▶ _Exercise goal_
Report every line in the listing that contains the string "striped".

## start Input rows

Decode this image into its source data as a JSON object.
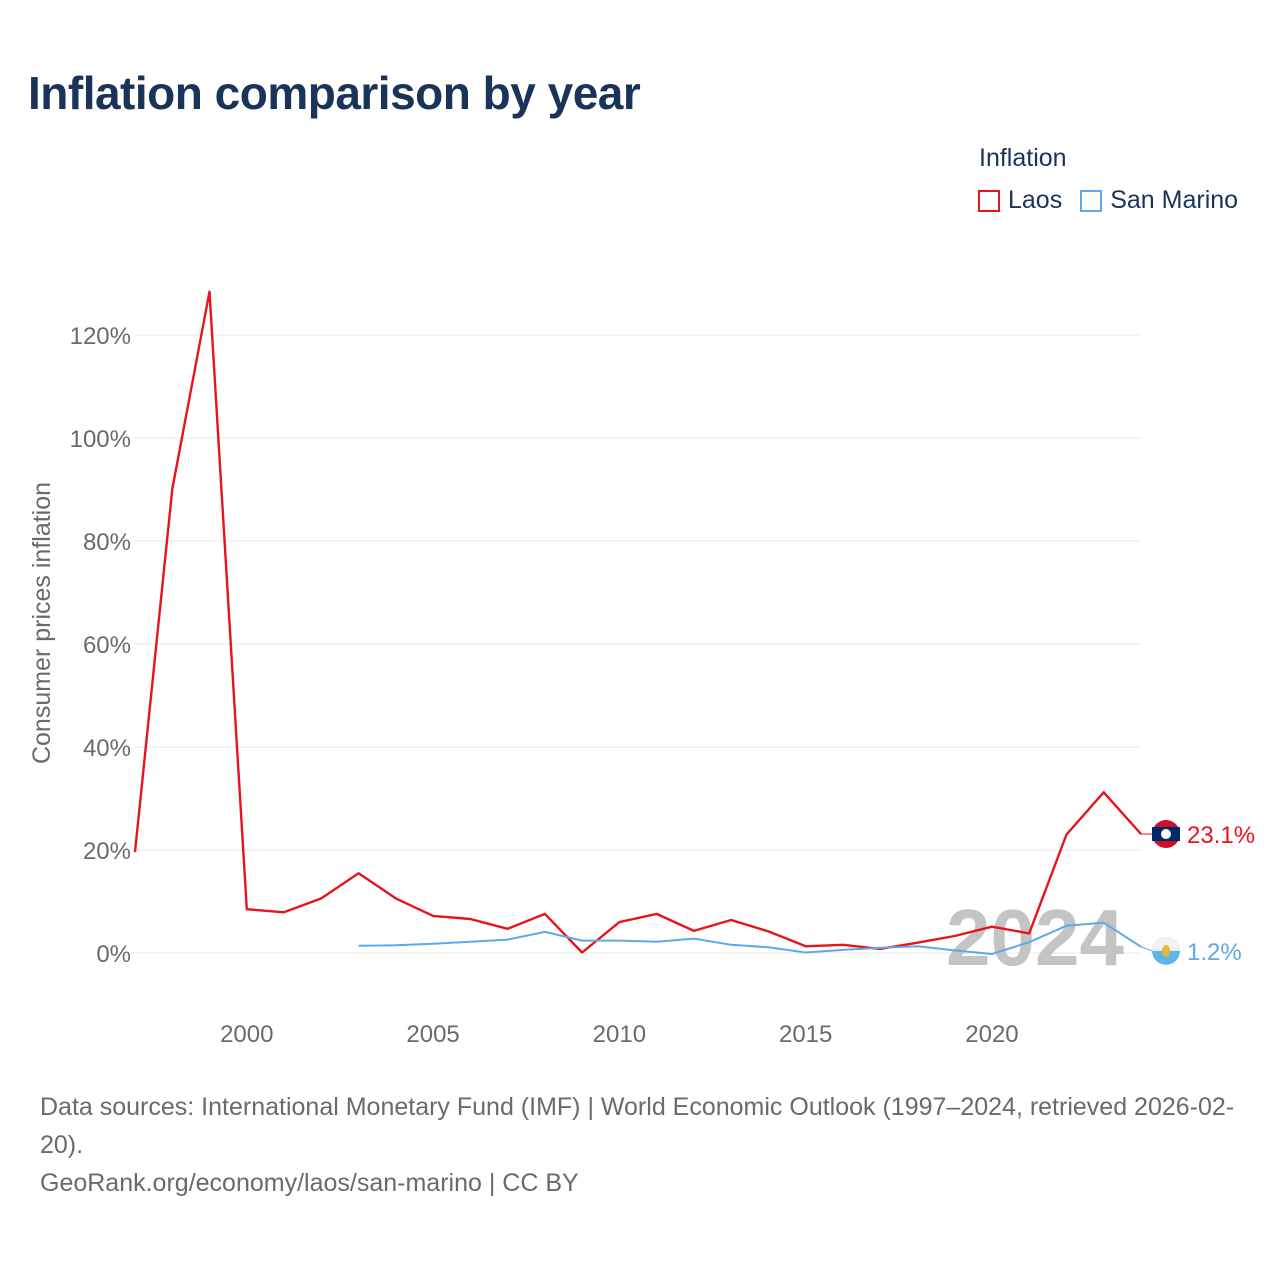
{
  "title": "Inflation comparison by year",
  "legend": {
    "title": "Inflation",
    "items": [
      {
        "label": "Laos",
        "color": "#e8141c"
      },
      {
        "label": "San Marino",
        "color": "#5da9e9"
      }
    ]
  },
  "footer": {
    "source": "Data sources: International Monetary Fund (IMF) | World Economic Outlook (1997–2024, retrieved 2026-02-20).",
    "credit": "GeoRank.org/economy/laos/san-marino | CC BY"
  },
  "chart_data": {
    "type": "line",
    "title": "Inflation comparison by year",
    "xlabel": "",
    "ylabel": "Consumer prices inflation",
    "xlim": [
      1997,
      2024
    ],
    "ylim": [
      -10,
      130
    ],
    "y_ticks": [
      0,
      20,
      40,
      60,
      80,
      100,
      120
    ],
    "y_tick_labels": [
      "0%",
      "20%",
      "40%",
      "60%",
      "80%",
      "100%",
      "120%"
    ],
    "x_ticks": [
      2000,
      2005,
      2010,
      2015,
      2020
    ],
    "x_tick_labels": [
      "2000",
      "2005",
      "2010",
      "2015",
      "2020"
    ],
    "grid": true,
    "watermark_year": "2024",
    "series": [
      {
        "name": "Laos",
        "color": "#e8141c",
        "end_label": "23.1%",
        "flag": "laos-flag",
        "x": [
          1997,
          1998,
          1999,
          2000,
          2001,
          2002,
          2003,
          2004,
          2005,
          2006,
          2007,
          2008,
          2009,
          2010,
          2011,
          2012,
          2013,
          2014,
          2015,
          2016,
          2017,
          2018,
          2019,
          2020,
          2021,
          2022,
          2023,
          2024
        ],
        "values": [
          19.6,
          90.1,
          128.4,
          8.5,
          7.9,
          10.6,
          15.5,
          10.6,
          7.2,
          6.6,
          4.7,
          7.6,
          0.1,
          6.0,
          7.6,
          4.3,
          6.4,
          4.2,
          1.3,
          1.6,
          0.8,
          2.0,
          3.3,
          5.1,
          3.8,
          23.0,
          31.2,
          23.1
        ]
      },
      {
        "name": "San Marino",
        "color": "#5da9e9",
        "end_label": "1.2%",
        "flag": "san-marino-flag",
        "x": [
          2003,
          2004,
          2005,
          2006,
          2007,
          2008,
          2009,
          2010,
          2011,
          2012,
          2013,
          2014,
          2015,
          2016,
          2017,
          2018,
          2019,
          2020,
          2021,
          2022,
          2023,
          2024
        ],
        "values": [
          1.4,
          1.5,
          1.8,
          2.2,
          2.6,
          4.1,
          2.4,
          2.4,
          2.2,
          2.8,
          1.6,
          1.1,
          0.1,
          0.6,
          1.0,
          1.3,
          0.5,
          -0.2,
          2.1,
          5.3,
          5.9,
          1.2
        ]
      }
    ]
  }
}
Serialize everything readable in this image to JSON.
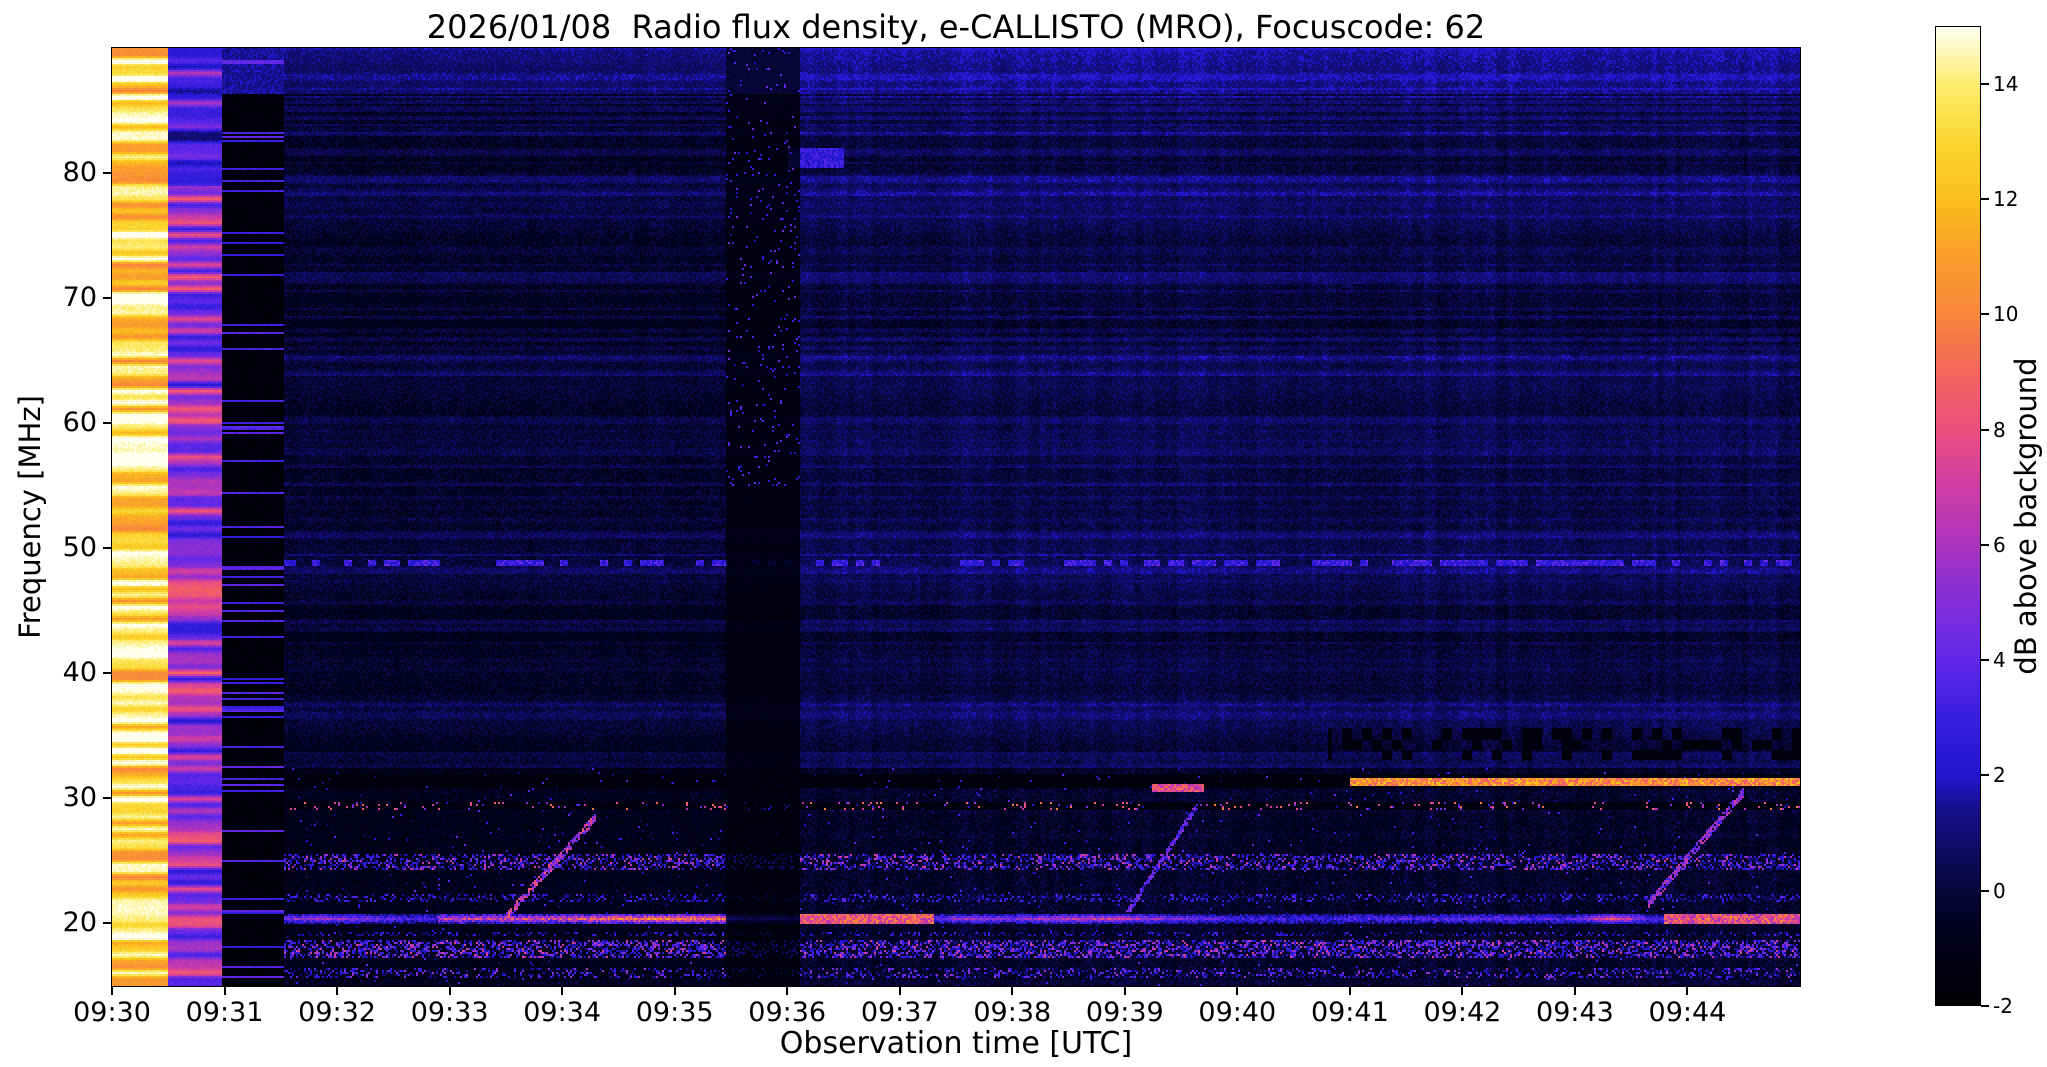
{
  "chart_data": {
    "type": "heatmap",
    "subtype": "radio-spectrogram",
    "title": "2026/01/08  Radio flux density, e-CALLISTO (MRO), Focuscode: 62",
    "xlabel": "Observation time [UTC]",
    "ylabel": "Frequency [MHz]",
    "x_range_minutes": [
      0,
      15
    ],
    "x_start": "09:30",
    "x_ticks": [
      "09:30",
      "09:31",
      "09:32",
      "09:33",
      "09:34",
      "09:35",
      "09:36",
      "09:37",
      "09:38",
      "09:39",
      "09:40",
      "09:41",
      "09:42",
      "09:43",
      "09:44"
    ],
    "y_range": [
      15,
      90
    ],
    "y_ticks": [
      20,
      30,
      40,
      50,
      60,
      70,
      80
    ],
    "colorbar": {
      "label": "dB above background",
      "range": [
        -2,
        15
      ],
      "ticks": [
        -2,
        0,
        2,
        4,
        6,
        8,
        10,
        12,
        14
      ],
      "colormap": [
        {
          "v": 0.0,
          "c": "#000004"
        },
        {
          "v": 0.08,
          "c": "#03021f"
        },
        {
          "v": 0.118,
          "c": "#08063a"
        },
        {
          "v": 0.2,
          "c": "#150f8a"
        },
        {
          "v": 0.235,
          "c": "#2316cf"
        },
        {
          "v": 0.3,
          "c": "#3b1fe0"
        },
        {
          "v": 0.353,
          "c": "#6128e8"
        },
        {
          "v": 0.43,
          "c": "#8c2fd2"
        },
        {
          "v": 0.471,
          "c": "#ab34bd"
        },
        {
          "v": 0.53,
          "c": "#cf3da4"
        },
        {
          "v": 0.588,
          "c": "#ea4f7f"
        },
        {
          "v": 0.65,
          "c": "#f4685c"
        },
        {
          "v": 0.706,
          "c": "#f8863c"
        },
        {
          "v": 0.78,
          "c": "#f9a428"
        },
        {
          "v": 0.824,
          "c": "#fabf1e"
        },
        {
          "v": 0.88,
          "c": "#fbd52f"
        },
        {
          "v": 0.941,
          "c": "#fcec6d"
        },
        {
          "v": 1.0,
          "c": "#fffff0"
        }
      ]
    },
    "features": {
      "calibration_segments": [
        {
          "t0": 0.0,
          "t1": 0.5,
          "base": 13.0,
          "amp": 3.0,
          "seed": 201,
          "desc": "saturated white/yellow striped calibration column at 09:30:00-09:30:30"
        },
        {
          "t0": 0.5,
          "t1": 0.97,
          "base": 5.5,
          "amp": 3.2,
          "seed": 202,
          "blue_top": true,
          "desc": "magenta/pink/blue striped column 09:30:30-09:31:00"
        },
        {
          "t0": 0.97,
          "t1": 1.53,
          "base": -1.85,
          "amp": 0,
          "seed": 203,
          "sparse": 0.1,
          "sparse_val": 2.2,
          "desc": "near-black column with sparse blue rows 09:31:00-09:31:30"
        }
      ],
      "background": {
        "left_level": -0.75,
        "right_level": -0.22,
        "transition_t": 6.12,
        "noise_amp": 0.95
      },
      "vertical_lane": {
        "t0": 5.45,
        "t1": 6.12,
        "level": -1.75,
        "speckle_fmin": 55,
        "speckle_prob": 0.04,
        "desc": "dark data-gap lane near 09:35:30-09:36:10 with blue speckles at high frequencies"
      },
      "top_band": {
        "fmin": 86.3,
        "boost": 1.35
      },
      "rfi_bands": [
        {
          "name": "49 MHz dashed line",
          "f0": 48.55,
          "f1": 49.05,
          "mode": "dashed",
          "duty": 0.5,
          "val": 2.0,
          "varamp": 2.6
        },
        {
          "name": "31-32 MHz dark band",
          "f0": 30.9,
          "f1": 31.95,
          "mode": "dark",
          "val": -1.8
        },
        {
          "name": "31.3 MHz strong carrier after 09:41",
          "f0": 31.05,
          "f1": 31.7,
          "mode": "bright",
          "t0": 11.0,
          "t1": 15,
          "val": 9.5,
          "varamp": 4.5
        },
        {
          "name": "31 MHz burst near 09:39",
          "f0": 30.55,
          "f1": 31.15,
          "mode": "bright",
          "t0": 9.25,
          "t1": 9.7,
          "val": 7.0,
          "varamp": 3.5
        },
        {
          "name": "29.5 MHz band",
          "f0": 29.15,
          "f1": 29.75,
          "mode": "dark_speckle",
          "val": -1.6,
          "prob": 0.07,
          "sval": 4.0,
          "svar": 6.0
        },
        {
          "name": "25 MHz speckle band",
          "f0": 24.2,
          "f1": 25.6,
          "mode": "speckle",
          "prob": 0.45,
          "sval": 1.2,
          "svar": 6.0
        },
        {
          "name": "22 MHz speckle band",
          "f0": 21.7,
          "f1": 22.4,
          "mode": "speckle",
          "prob": 0.3,
          "sval": 0.8,
          "svar": 3.5
        },
        {
          "name": "20.4 MHz broadcast band",
          "f0": 20.0,
          "f1": 20.75,
          "mode": "bright_var",
          "val": 3.2,
          "varamp": 5.5,
          "bright_t0": 2.9,
          "bright_t1": 5.45,
          "bright_boost": 5.0
        },
        {
          "name": "20.4 MHz bright after gap",
          "f0": 20.0,
          "f1": 20.7,
          "mode": "bright",
          "t0": 6.12,
          "t1": 7.3,
          "val": 7.5,
          "varamp": 4.0
        },
        {
          "name": "20.4 MHz bright near 09:44",
          "f0": 20.0,
          "f1": 20.7,
          "mode": "bright",
          "t0": 13.8,
          "t1": 15,
          "val": 7.0,
          "varamp": 4.5
        },
        {
          "name": "19.1 MHz line",
          "f0": 18.95,
          "f1": 19.35,
          "mode": "speckle",
          "prob": 0.25,
          "sval": 0.8,
          "svar": 3.0
        },
        {
          "name": "18 MHz band",
          "f0": 17.3,
          "f1": 18.6,
          "mode": "speckle",
          "prob": 0.5,
          "sval": 1.5,
          "svar": 6.0
        },
        {
          "name": "16 MHz band",
          "f0": 15.7,
          "f1": 16.5,
          "mode": "speckle",
          "prob": 0.3,
          "sval": 1.0,
          "svar": 5.0
        },
        {
          "name": "33-35.5 MHz dark dashed band after 09:41",
          "f0": 33.0,
          "f1": 35.6,
          "mode": "dark_dash",
          "t0": 10.8,
          "t1": 15,
          "val": -1.7,
          "duty": 0.45
        },
        {
          "name": "81 MHz blue patch after gap",
          "f0": 80.4,
          "f1": 82.0,
          "mode": "bright",
          "t0": 6.0,
          "t1": 6.5,
          "val": 2.3,
          "varamp": 2.0
        }
      ],
      "diagonal_streaks": [
        {
          "t0": 3.5,
          "t1": 4.3,
          "f0": 20.5,
          "f1": 28.5,
          "width": 0.35,
          "val": 5.0,
          "varamp": 6.0,
          "desc": "ionosonde sweep ~09:34"
        },
        {
          "t0": 9.0,
          "t1": 9.65,
          "f0": 20.5,
          "f1": 29.5,
          "width": 0.3,
          "val": 3.2,
          "varamp": 4.0,
          "desc": "ionosonde sweep ~09:39"
        },
        {
          "t0": 13.65,
          "t1": 14.5,
          "f0": 21.5,
          "f1": 30.5,
          "width": 0.35,
          "val": 4.2,
          "varamp": 4.5,
          "desc": "ionosonde sweep ~09:44"
        }
      ]
    }
  }
}
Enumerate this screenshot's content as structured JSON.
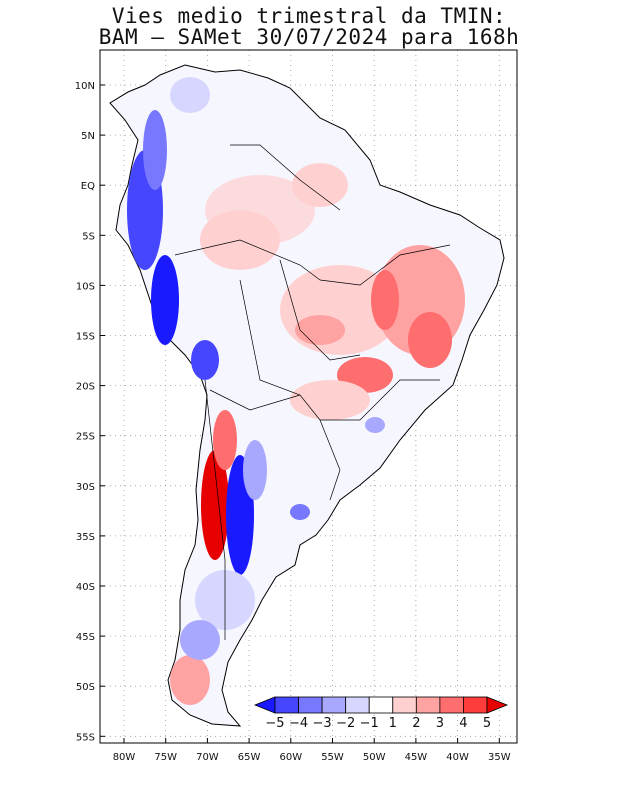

## end Input rows

▶ _Answer for the task_
          "desc": "saturated white/yellow striped calibration column at 09:30:00-09:30:30"
          "desc": "magenta/pink/blue striped column 09:30:30-09:31:00"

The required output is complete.